## Instruction
Out of all the lines below, count those with the word "text". Give the number only.

## Dataset entries
— begin —
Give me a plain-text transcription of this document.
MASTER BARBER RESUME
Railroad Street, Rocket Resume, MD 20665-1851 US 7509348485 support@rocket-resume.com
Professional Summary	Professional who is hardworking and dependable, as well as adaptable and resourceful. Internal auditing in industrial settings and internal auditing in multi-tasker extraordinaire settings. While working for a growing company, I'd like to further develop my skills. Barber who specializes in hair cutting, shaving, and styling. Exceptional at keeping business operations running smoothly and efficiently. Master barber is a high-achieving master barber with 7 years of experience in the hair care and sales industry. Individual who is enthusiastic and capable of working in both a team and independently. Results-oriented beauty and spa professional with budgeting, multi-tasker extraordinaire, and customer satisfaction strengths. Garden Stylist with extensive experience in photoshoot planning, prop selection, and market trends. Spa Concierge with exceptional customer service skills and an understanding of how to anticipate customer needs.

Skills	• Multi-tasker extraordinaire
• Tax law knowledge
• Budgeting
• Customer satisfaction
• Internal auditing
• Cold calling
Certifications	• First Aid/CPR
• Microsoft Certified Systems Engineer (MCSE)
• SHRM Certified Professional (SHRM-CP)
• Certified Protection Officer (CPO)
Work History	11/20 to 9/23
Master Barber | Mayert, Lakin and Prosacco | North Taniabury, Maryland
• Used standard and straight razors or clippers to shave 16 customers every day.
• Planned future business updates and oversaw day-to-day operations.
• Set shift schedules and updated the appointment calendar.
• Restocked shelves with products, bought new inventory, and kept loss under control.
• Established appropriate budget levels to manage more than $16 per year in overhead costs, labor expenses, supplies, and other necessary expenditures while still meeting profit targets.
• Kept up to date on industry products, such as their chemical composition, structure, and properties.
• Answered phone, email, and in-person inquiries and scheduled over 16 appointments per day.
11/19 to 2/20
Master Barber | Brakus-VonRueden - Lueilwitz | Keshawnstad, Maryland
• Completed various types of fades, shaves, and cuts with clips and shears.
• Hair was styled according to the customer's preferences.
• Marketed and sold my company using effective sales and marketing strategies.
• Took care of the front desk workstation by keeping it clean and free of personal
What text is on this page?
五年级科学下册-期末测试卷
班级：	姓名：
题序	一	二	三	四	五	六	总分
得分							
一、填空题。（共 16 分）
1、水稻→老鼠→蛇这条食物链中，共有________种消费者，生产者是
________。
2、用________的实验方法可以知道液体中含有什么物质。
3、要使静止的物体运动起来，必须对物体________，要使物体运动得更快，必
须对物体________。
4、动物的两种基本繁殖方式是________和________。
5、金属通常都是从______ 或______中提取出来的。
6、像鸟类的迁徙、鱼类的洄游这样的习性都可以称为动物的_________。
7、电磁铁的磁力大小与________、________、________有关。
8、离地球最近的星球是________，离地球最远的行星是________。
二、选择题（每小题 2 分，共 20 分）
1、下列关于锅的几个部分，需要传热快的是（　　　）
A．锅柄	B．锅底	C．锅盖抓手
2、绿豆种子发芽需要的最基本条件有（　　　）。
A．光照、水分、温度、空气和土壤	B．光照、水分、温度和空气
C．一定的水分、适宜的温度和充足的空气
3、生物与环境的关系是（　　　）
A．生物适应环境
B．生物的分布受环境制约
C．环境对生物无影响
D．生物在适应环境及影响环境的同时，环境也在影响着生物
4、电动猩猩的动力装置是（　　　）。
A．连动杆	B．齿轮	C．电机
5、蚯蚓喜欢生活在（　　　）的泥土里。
— end —
## Result of the exercise
2